■ PROBLEM STATEMENT
How many of the lines that follow contain the word "name"? Give only the number.

■ GIVEN ENTRIES
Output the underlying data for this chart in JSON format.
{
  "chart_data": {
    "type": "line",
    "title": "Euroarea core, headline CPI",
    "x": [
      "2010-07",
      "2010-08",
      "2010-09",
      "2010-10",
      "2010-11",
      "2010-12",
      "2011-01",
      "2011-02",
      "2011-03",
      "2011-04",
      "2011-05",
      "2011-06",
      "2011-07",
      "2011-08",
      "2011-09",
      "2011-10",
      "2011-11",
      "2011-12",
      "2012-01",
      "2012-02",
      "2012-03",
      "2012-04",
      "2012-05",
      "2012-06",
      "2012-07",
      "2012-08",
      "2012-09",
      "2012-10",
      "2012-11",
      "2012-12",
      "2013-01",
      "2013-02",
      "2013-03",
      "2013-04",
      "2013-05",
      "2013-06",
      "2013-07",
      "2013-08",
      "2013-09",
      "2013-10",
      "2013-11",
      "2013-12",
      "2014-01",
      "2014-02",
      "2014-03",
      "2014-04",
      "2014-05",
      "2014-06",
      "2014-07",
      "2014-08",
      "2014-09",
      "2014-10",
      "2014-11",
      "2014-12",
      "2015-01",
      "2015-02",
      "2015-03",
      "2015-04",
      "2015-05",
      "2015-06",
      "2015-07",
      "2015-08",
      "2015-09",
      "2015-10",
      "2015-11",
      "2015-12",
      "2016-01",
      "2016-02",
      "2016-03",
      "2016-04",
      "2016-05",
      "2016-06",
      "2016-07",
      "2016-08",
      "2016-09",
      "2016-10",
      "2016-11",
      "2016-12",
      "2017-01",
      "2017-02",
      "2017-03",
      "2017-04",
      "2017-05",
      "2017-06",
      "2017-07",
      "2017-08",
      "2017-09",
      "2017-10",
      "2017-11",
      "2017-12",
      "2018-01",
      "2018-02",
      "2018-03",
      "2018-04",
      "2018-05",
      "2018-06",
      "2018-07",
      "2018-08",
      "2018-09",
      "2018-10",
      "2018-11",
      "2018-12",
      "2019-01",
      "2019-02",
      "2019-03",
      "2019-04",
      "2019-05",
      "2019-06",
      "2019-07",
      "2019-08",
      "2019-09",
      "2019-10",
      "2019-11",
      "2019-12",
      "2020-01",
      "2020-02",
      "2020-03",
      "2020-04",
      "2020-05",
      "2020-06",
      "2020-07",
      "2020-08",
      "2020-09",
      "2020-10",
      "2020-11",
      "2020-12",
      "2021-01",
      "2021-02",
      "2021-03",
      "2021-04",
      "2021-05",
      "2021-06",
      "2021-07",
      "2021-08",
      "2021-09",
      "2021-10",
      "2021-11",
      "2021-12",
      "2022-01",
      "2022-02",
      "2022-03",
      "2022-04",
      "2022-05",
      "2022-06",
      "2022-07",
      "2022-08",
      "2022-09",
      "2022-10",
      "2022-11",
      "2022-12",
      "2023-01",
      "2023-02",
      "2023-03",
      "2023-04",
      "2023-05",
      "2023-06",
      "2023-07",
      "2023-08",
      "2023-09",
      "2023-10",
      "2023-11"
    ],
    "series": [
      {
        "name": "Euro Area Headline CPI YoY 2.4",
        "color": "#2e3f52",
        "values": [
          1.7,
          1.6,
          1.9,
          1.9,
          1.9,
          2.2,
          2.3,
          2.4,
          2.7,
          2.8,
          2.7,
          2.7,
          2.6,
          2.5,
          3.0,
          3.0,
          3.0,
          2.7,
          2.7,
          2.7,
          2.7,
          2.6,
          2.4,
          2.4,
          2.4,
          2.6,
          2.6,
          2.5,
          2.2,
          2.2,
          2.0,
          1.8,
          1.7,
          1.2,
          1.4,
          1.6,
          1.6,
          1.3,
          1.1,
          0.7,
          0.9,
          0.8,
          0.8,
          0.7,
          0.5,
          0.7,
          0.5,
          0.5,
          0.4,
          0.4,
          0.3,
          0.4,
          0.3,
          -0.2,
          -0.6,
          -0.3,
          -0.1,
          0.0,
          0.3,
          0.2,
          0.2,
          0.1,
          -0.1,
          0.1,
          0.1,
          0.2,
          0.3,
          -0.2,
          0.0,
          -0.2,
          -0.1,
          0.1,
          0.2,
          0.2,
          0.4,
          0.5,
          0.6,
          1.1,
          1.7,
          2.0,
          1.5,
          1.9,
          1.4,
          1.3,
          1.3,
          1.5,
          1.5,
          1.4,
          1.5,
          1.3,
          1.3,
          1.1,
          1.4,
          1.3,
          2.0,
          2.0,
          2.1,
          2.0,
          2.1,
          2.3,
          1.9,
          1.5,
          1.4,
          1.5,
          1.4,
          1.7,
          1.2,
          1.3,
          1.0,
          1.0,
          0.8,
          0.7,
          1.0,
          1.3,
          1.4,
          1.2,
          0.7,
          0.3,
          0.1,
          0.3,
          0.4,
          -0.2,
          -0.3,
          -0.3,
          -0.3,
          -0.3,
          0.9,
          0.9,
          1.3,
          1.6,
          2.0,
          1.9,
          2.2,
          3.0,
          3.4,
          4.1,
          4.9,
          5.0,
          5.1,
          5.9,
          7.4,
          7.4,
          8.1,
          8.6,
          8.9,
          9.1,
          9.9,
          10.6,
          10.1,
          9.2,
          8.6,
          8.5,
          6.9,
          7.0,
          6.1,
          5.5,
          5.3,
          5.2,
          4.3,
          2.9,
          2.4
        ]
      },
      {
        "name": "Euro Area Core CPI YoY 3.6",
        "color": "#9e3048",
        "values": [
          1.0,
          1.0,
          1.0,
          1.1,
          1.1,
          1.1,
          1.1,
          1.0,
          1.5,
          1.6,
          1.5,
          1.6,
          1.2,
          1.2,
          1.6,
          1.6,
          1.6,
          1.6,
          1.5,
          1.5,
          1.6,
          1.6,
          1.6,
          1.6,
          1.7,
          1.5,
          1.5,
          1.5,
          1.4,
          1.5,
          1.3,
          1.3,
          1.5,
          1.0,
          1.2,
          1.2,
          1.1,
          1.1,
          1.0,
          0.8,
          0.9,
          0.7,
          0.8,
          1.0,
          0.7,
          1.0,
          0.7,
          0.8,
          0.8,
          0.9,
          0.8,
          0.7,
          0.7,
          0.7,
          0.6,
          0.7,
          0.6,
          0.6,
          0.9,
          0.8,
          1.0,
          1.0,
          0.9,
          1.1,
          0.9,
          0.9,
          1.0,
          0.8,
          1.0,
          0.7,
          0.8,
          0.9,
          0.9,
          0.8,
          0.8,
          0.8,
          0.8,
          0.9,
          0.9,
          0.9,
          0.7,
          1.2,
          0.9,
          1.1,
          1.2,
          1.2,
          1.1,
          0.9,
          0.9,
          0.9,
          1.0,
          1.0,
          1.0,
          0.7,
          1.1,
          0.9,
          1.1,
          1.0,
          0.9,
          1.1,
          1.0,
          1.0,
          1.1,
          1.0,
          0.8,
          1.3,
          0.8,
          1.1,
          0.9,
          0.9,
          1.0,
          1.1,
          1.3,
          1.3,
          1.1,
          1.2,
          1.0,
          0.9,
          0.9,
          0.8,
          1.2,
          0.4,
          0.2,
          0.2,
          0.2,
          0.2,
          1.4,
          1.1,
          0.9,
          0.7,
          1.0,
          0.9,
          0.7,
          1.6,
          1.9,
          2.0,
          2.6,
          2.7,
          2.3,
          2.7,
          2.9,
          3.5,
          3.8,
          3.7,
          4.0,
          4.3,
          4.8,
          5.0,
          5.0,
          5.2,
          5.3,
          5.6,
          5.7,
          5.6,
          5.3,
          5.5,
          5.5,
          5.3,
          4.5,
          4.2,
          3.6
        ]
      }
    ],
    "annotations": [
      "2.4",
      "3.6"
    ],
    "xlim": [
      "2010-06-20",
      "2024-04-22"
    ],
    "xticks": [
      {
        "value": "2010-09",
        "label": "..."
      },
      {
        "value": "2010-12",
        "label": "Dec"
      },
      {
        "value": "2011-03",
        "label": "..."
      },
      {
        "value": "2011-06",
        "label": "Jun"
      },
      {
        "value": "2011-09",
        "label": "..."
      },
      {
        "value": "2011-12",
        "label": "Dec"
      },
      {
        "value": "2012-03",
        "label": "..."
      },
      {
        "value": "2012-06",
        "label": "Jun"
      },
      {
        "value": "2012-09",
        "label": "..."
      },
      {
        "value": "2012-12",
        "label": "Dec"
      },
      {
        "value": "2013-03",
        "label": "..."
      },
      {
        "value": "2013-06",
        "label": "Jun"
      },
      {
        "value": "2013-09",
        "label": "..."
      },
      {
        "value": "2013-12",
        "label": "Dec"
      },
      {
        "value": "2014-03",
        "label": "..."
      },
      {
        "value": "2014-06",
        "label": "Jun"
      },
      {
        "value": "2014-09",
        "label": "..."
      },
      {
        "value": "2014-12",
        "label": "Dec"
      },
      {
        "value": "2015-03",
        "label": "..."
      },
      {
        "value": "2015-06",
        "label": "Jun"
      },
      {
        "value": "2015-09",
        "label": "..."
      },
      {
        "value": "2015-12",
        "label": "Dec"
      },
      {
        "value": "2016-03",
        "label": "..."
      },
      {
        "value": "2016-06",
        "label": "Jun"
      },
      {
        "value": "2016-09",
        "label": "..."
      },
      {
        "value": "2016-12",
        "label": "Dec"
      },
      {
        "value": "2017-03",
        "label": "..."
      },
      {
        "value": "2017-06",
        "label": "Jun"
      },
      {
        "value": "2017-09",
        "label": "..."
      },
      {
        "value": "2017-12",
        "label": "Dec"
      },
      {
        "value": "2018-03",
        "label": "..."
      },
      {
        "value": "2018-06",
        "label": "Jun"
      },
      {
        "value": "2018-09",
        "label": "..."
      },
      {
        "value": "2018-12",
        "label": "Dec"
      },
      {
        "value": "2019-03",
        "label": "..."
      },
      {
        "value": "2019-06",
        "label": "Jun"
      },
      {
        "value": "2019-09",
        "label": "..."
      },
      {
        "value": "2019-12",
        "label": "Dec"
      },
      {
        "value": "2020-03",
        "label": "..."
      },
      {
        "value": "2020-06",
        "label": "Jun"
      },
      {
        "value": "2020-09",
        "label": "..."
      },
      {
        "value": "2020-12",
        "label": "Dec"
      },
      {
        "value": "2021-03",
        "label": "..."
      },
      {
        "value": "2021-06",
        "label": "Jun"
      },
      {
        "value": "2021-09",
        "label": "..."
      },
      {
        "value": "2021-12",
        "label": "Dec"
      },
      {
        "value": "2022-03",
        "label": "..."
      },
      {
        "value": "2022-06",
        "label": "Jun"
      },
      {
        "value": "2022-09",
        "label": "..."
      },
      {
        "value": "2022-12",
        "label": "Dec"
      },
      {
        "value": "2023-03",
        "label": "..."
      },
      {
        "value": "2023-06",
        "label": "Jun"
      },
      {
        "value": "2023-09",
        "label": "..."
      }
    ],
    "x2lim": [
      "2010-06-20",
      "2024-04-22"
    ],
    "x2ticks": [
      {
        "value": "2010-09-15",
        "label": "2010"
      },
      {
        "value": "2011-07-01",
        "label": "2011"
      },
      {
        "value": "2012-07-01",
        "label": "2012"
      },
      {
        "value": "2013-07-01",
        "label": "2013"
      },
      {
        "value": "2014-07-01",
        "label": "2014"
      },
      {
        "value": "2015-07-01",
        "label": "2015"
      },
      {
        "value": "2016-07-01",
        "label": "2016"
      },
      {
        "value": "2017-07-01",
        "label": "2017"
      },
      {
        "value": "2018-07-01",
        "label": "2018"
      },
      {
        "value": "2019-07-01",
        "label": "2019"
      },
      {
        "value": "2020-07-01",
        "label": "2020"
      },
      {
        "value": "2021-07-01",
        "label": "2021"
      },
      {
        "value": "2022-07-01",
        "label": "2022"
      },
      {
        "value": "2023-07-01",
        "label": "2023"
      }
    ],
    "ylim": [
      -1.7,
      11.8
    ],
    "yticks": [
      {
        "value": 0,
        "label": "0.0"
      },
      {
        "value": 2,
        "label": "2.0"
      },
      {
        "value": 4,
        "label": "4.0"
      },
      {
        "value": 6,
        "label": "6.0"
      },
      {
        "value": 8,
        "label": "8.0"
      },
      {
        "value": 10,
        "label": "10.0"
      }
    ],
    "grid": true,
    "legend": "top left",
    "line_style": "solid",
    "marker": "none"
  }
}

■ ANSWER TO THE PROBLEM
2